:: DATA EXTRACT

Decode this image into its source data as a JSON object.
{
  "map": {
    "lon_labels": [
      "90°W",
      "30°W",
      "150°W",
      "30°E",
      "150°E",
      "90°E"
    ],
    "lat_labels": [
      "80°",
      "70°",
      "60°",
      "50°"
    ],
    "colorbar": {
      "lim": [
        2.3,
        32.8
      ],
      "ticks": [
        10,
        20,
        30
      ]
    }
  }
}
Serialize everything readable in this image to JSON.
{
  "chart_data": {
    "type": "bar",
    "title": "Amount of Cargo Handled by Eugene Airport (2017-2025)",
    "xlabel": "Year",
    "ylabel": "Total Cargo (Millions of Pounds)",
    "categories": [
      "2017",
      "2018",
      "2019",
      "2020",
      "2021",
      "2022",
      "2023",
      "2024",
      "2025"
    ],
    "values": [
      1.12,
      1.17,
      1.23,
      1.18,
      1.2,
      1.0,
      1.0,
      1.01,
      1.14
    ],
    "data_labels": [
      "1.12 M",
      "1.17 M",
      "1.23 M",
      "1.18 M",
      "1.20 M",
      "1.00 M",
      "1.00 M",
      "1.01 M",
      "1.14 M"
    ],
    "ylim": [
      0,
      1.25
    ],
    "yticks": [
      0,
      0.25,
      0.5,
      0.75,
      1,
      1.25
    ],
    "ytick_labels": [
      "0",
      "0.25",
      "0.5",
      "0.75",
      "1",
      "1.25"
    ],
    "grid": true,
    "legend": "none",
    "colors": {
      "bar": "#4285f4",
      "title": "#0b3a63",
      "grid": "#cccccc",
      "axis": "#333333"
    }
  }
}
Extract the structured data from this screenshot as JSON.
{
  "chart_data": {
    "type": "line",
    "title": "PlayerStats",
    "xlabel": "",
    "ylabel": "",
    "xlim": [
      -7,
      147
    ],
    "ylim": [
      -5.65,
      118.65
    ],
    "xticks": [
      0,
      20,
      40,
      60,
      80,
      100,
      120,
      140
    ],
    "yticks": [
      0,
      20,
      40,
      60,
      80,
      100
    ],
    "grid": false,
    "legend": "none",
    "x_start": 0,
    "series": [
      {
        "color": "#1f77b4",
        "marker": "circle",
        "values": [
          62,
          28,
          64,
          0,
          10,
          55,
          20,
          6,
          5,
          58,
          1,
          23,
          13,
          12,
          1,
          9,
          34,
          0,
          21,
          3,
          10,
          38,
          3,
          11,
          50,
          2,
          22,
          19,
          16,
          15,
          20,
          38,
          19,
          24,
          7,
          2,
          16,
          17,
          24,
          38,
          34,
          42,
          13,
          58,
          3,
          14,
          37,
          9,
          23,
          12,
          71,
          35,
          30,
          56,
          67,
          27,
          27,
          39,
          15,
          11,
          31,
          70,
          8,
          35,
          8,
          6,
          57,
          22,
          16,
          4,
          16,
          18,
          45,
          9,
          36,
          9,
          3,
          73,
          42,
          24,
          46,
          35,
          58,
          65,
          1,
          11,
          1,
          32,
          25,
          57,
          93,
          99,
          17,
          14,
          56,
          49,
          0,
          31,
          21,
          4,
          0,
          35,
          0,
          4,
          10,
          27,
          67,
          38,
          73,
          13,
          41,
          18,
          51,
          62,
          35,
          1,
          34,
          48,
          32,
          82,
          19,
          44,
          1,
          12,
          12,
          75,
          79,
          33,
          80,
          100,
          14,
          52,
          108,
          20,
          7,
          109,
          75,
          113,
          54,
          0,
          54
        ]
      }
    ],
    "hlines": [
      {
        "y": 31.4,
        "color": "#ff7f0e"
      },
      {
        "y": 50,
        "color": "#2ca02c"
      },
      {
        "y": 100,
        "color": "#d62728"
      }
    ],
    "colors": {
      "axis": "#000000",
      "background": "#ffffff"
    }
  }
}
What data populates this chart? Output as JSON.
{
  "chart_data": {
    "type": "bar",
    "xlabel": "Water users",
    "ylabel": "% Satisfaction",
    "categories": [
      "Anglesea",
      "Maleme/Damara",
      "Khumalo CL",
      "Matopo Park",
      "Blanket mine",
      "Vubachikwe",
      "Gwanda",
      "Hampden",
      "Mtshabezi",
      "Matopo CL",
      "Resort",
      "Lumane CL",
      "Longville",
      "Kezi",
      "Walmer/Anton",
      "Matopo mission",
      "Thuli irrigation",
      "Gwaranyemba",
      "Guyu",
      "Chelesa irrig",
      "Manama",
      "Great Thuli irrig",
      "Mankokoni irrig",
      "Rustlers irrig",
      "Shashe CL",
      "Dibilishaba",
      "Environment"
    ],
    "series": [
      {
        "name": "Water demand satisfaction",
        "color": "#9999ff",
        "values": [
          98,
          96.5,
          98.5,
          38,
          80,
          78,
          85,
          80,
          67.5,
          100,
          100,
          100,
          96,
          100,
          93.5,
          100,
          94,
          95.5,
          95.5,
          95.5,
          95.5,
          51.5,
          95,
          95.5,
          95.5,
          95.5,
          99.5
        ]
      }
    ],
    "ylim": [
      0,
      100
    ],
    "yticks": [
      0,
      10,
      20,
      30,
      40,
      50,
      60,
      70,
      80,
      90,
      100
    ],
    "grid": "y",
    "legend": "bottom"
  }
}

::::

* **TASK STATEMENT**: Retype the listing above in full, with no alterations.

* **RESPONSE**:
Decode this image into its source data as a JSON object.
{
  "map": {
    "lon_labels": [
      "90°W",
      "30°W",
      "150°W",
      "30°E",
      "150°E",
      "90°E"
    ],
    "lat_labels": [
      "80°",
      "70°",
      "60°",
      "50°"
    ],
    "colorbar": {
      "lim": [
        2.3,
        32.8
      ],
      "ticks": [
        10,
        20,
        30
      ]
    }
  }
}
Serialize everything readable in this image to JSON.
{
  "chart_data": {
    "type": "bar",
    "title": "Amount of Cargo Handled by Eugene Airport (2017-2025)",
    "xlabel": "Year",
    "ylabel": "Total Cargo (Millions of Pounds)",
    "categories": [
      "2017",
      "2018",
      "2019",
      "2020",
      "2021",
      "2022",
      "2023",
      "2024",
      "2025"
    ],
    "values": [
      1.12,
      1.17,
      1.23,
      1.18,
      1.2,
      1.0,
      1.0,
      1.01,
      1.14
    ],
    "data_labels": [
      "1.12 M",
      "1.17 M",
      "1.23 M",
      "1.18 M",
      "1.20 M",
      "1.00 M",
      "1.00 M",
      "1.01 M",
      "1.14 M"
    ],
    "ylim": [
      0,
      1.25
    ],
    "yticks": [
      0,
      0.25,
      0.5,
      0.75,
      1,
      1.25
    ],
    "ytick_labels": [
      "0",
      "0.25",
      "0.5",
      "0.75",
      "1",
      "1.25"
    ],
    "grid": true,
    "legend": "none",
    "colors": {
      "bar": "#4285f4",
      "title": "#0b3a63",
      "grid": "#cccccc",
      "axis": "#333333"
    }
  }
}
Extract the structured data from this screenshot as JSON.
{
  "chart_data": {
    "type": "line",
    "title": "PlayerStats",
    "xlabel": "",
    "ylabel": "",
    "xlim": [
      -7,
      147
    ],
    "ylim": [
      -5.65,
      118.65
    ],
    "xticks": [
      0,
      20,
      40,
      60,
      80,
      100,
      120,
      140
    ],
    "yticks": [
      0,
      20,
      40,
      60,
      80,
      100
    ],
    "grid": false,
    "legend": "none",
    "x_start": 0,
    "series": [
      {
        "color": "#1f77b4",
        "marker": "circle",
        "values": [
          62,
          28,
          64,
          0,
          10,
          55,
          20,
          6,
          5,
          58,
          1,
          23,
          13,
          12,
          1,
          9,
          34,
          0,
          21,
          3,
          10,
          38,
          3,
          11,
          50,
          2,
          22,
          19,
          16,
          15,
          20,
          38,
          19,
          24,
          7,
          2,
          16,
          17,
          24,
          38,
          34,
          42,
          13,
          58,
          3,
          14,
          37,
          9,
          23,
          12,
          71,
          35,
          30,
          56,
          67,
          27,
          27,
          39,
          15,
          11,
          31,
          70,
          8,
          35,
          8,
          6,
          57,
          22,
          16,
          4,
          16,
          18,
          45,
          9,
          36,
          9,
          3,
          73,
          42,
          24,
          46,
          35,
          58,
          65,
          1,
          11,
          1,
          32,
          25,
          57,
          93,
          99,
          17,
          14,
          56,
          49,
          0,
          31,
          21,
          4,
          0,
          35,
          0,
          4,
          10,
          27,
          67,
          38,
          73,
          13,
          41,
          18,
          51,
          62,
          35,
          1,
          34,
          48,
          32,
          82,
          19,
          44,
          1,
          12,
          12,
          75,
          79,
          33,
          80,
          100,
          14,
          52,
          108,
          20,
          7,
          109,
          75,
          113,
          54,
          0,
          54
        ]
      }
    ],
    "hlines": [
      {
        "y": 31.4,
        "color": "#ff7f0e"
      },
      {
        "y": 50,
        "color": "#2ca02c"
      },
      {
        "y": 100,
        "color": "#d62728"
      }
    ],
    "colors": {
      "axis": "#000000",
      "background": "#ffffff"
    }
  }
}
What data populates this chart? Output as JSON.
{
  "chart_data": {
    "type": "bar",
    "xlabel": "Water users",
    "ylabel": "% Satisfaction",
    "categories": [
      "Anglesea",
      "Maleme/Damara",
      "Khumalo CL",
      "Matopo Park",
      "Blanket mine",
      "Vubachikwe",
      "Gwanda",
      "Hampden",
      "Mtshabezi",
      "Matopo CL",
      "Resort",
      "Lumane CL",
      "Longville",
      "Kezi",
      "Walmer/Anton",
      "Matopo mission",
      "Thuli irrigation",
      "Gwaranyemba",
      "Guyu",
      "Chelesa irrig",
      "Manama",
      "Great Thuli irrig",
      "Mankokoni irrig",
      "Rustlers irrig",
      "Shashe CL",
      "Dibilishaba",
      "Environment"
    ],
    "series": [
      {
        "name": "Water demand satisfaction",
        "color": "#9999ff",
        "values": [
          98,
          96.5,
          98.5,
          38,
          80,
          78,
          85,
          80,
          67.5,
          100,
          100,
          100,
          96,
          100,
          93.5,
          100,
          94,
          95.5,
          95.5,
          95.5,
          95.5,
          51.5,
          95,
          95.5,
          95.5,
          95.5,
          99.5
        ]
      }
    ],
    "ylim": [
      0,
      100
    ],
    "yticks": [
      0,
      10,
      20,
      30,
      40,
      50,
      60,
      70,
      80,
      90,
      100
    ],
    "grid": "y",
    "legend": "bottom"
  }
}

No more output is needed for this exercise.